>>>

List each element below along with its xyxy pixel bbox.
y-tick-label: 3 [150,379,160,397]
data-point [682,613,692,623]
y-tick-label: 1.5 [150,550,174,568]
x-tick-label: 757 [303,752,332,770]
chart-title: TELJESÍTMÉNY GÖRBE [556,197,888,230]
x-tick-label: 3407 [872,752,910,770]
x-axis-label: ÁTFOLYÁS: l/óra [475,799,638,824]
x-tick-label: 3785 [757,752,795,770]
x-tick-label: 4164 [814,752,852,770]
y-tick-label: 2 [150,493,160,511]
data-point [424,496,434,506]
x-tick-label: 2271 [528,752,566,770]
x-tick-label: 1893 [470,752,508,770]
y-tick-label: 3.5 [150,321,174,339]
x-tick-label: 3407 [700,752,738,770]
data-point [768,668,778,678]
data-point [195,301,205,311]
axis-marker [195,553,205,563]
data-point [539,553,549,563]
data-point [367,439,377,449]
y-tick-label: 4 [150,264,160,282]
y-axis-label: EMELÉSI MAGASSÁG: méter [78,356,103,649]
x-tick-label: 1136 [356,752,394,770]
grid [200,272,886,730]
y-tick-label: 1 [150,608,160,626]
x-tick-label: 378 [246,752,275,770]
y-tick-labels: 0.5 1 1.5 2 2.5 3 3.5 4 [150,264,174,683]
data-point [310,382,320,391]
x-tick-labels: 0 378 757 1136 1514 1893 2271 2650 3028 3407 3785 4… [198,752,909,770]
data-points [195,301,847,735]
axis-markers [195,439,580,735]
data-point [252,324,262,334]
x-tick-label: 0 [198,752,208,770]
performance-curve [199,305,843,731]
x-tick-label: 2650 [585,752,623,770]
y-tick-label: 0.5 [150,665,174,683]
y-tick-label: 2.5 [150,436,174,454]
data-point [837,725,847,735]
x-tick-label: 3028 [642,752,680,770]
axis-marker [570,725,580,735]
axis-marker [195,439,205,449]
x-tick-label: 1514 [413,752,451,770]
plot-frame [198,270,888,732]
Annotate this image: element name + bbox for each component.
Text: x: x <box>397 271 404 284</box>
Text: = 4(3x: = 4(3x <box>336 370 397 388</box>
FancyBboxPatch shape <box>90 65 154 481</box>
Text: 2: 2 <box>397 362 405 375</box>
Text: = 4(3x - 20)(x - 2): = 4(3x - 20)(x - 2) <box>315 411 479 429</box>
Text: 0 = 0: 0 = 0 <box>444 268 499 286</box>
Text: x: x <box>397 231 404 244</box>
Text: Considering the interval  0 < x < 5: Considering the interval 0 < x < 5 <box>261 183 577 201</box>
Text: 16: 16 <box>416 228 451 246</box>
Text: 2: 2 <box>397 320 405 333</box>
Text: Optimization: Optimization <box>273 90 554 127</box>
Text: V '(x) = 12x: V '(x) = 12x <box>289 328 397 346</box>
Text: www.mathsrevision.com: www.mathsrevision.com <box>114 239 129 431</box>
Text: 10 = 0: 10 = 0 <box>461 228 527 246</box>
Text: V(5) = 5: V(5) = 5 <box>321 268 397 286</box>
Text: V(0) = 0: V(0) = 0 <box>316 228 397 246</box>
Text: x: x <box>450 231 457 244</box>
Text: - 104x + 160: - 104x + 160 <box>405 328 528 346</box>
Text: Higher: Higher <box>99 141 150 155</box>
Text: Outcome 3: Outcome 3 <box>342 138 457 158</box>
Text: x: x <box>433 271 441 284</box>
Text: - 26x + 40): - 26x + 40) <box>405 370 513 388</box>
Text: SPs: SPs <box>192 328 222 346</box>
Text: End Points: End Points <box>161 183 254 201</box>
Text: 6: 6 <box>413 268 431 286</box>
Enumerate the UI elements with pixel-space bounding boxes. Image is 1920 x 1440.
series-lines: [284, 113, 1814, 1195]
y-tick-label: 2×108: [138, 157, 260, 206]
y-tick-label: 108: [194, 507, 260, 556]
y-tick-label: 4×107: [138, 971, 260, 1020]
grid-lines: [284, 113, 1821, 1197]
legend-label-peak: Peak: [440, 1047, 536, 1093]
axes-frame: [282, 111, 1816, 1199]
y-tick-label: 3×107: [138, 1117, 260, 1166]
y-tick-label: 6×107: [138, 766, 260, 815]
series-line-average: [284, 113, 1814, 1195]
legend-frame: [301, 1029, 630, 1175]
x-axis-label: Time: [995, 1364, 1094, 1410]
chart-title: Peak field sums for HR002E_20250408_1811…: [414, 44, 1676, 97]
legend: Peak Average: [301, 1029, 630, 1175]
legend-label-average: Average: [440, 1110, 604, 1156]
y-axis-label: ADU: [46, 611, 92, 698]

<<<

> Exercise description
Can you copy out all of the data above line for line, without changing a single character?

> Solution to the problem
List each element below along with its xyxy pixel bbox.
y-tick-label: 3 [150,379,160,397]
data-point [682,613,692,623]
y-tick-label: 1.5 [150,550,174,568]
x-tick-label: 757 [303,752,332,770]
chart-title: TELJESÍTMÉNY GÖRBE [556,197,888,230]
x-tick-label: 3407 [872,752,910,770]
x-axis-label: ÁTFOLYÁS: l/óra [475,799,638,824]
x-tick-label: 3785 [757,752,795,770]
x-tick-label: 4164 [814,752,852,770]
y-tick-label: 2 [150,493,160,511]
data-point [424,496,434,506]
x-tick-label: 2271 [528,752,566,770]
x-tick-label: 1893 [470,752,508,770]
y-tick-label: 3.5 [150,321,174,339]
x-tick-label: 3407 [700,752,738,770]
data-point [768,668,778,678]
data-point [195,301,205,311]
axis-marker [195,553,205,563]
data-point [539,553,549,563]
data-point [367,439,377,449]
y-tick-label: 4 [150,264,160,282]
y-axis-label: EMELÉSI MAGASSÁG: méter [78,356,103,649]
x-tick-label: 1136 [356,752,394,770]
grid [200,272,886,730]
y-tick-label: 1 [150,608,160,626]
x-tick-label: 378 [246,752,275,770]
y-tick-labels: 0.5 1 1.5 2 2.5 3 3.5 4 [150,264,174,683]
data-point [310,382,320,391]
x-tick-labels: 0 378 757 1136 1514 1893 2271 2650 3028 3407 3785 4… [198,752,909,770]
data-points [195,301,847,735]
axis-markers [195,439,580,735]
data-point [252,324,262,334]
x-tick-label: 0 [198,752,208,770]
performance-curve [199,305,843,731]
x-tick-label: 2650 [585,752,623,770]
y-tick-label: 0.5 [150,665,174,683]
y-tick-label: 2.5 [150,436,174,454]
data-point [837,725,847,735]
x-tick-label: 3028 [642,752,680,770]
axis-marker [570,725,580,735]
axis-marker [195,439,205,449]
x-tick-label: 1514 [413,752,451,770]
plot-frame [198,270,888,732]
Annotate this image: element name + bbox for each component.
Text: x: x <box>397 271 404 284</box>
Text: = 4(3x: = 4(3x <box>336 370 397 388</box>
FancyBboxPatch shape <box>90 65 154 481</box>
Text: 2: 2 <box>397 362 405 375</box>
Text: = 4(3x - 20)(x - 2): = 4(3x - 20)(x - 2) <box>315 411 479 429</box>
Text: 0 = 0: 0 = 0 <box>444 268 499 286</box>
Text: x: x <box>397 231 404 244</box>
Text: Considering the interval  0 < x < 5: Considering the interval 0 < x < 5 <box>261 183 577 201</box>
Text: 16: 16 <box>416 228 451 246</box>
Text: 2: 2 <box>397 320 405 333</box>
Text: Optimization: Optimization <box>273 90 554 127</box>
Text: V '(x) = 12x: V '(x) = 12x <box>289 328 397 346</box>
Text: www.mathsrevision.com: www.mathsrevision.com <box>114 239 129 431</box>
Text: 10 = 0: 10 = 0 <box>461 228 527 246</box>
Text: V(5) = 5: V(5) = 5 <box>321 268 397 286</box>
Text: V(0) = 0: V(0) = 0 <box>316 228 397 246</box>
Text: x: x <box>450 231 457 244</box>
Text: - 104x + 160: - 104x + 160 <box>405 328 528 346</box>
Text: Higher: Higher <box>99 141 150 155</box>
Text: Outcome 3: Outcome 3 <box>342 138 457 158</box>
Text: x: x <box>433 271 441 284</box>
Text: - 26x + 40): - 26x + 40) <box>405 370 513 388</box>
Text: SPs: SPs <box>192 328 222 346</box>
Text: End Points: End Points <box>161 183 254 201</box>
Text: 6: 6 <box>413 268 431 286</box>
Enumerate the UI elements with pixel-space bounding boxes. Image is 1920 x 1440.
series-lines: [284, 113, 1814, 1195]
y-tick-label: 2×108: [138, 157, 260, 206]
y-tick-label: 108: [194, 507, 260, 556]
y-tick-label: 4×107: [138, 971, 260, 1020]
grid-lines: [284, 113, 1821, 1197]
legend-label-peak: Peak: [440, 1047, 536, 1093]
axes-frame: [282, 111, 1816, 1199]
y-tick-label: 3×107: [138, 1117, 260, 1166]
y-tick-label: 6×107: [138, 766, 260, 815]
series-line-average: [284, 113, 1814, 1195]
legend-frame: [301, 1029, 630, 1175]
x-axis-label: Time: [995, 1364, 1094, 1410]
chart-title: Peak field sums for HR002E_20250408_1811…: [414, 44, 1676, 97]
legend: Peak Average: [301, 1029, 630, 1175]
legend-label-average: Average: [440, 1110, 604, 1156]
y-axis-label: ADU: [46, 611, 92, 698]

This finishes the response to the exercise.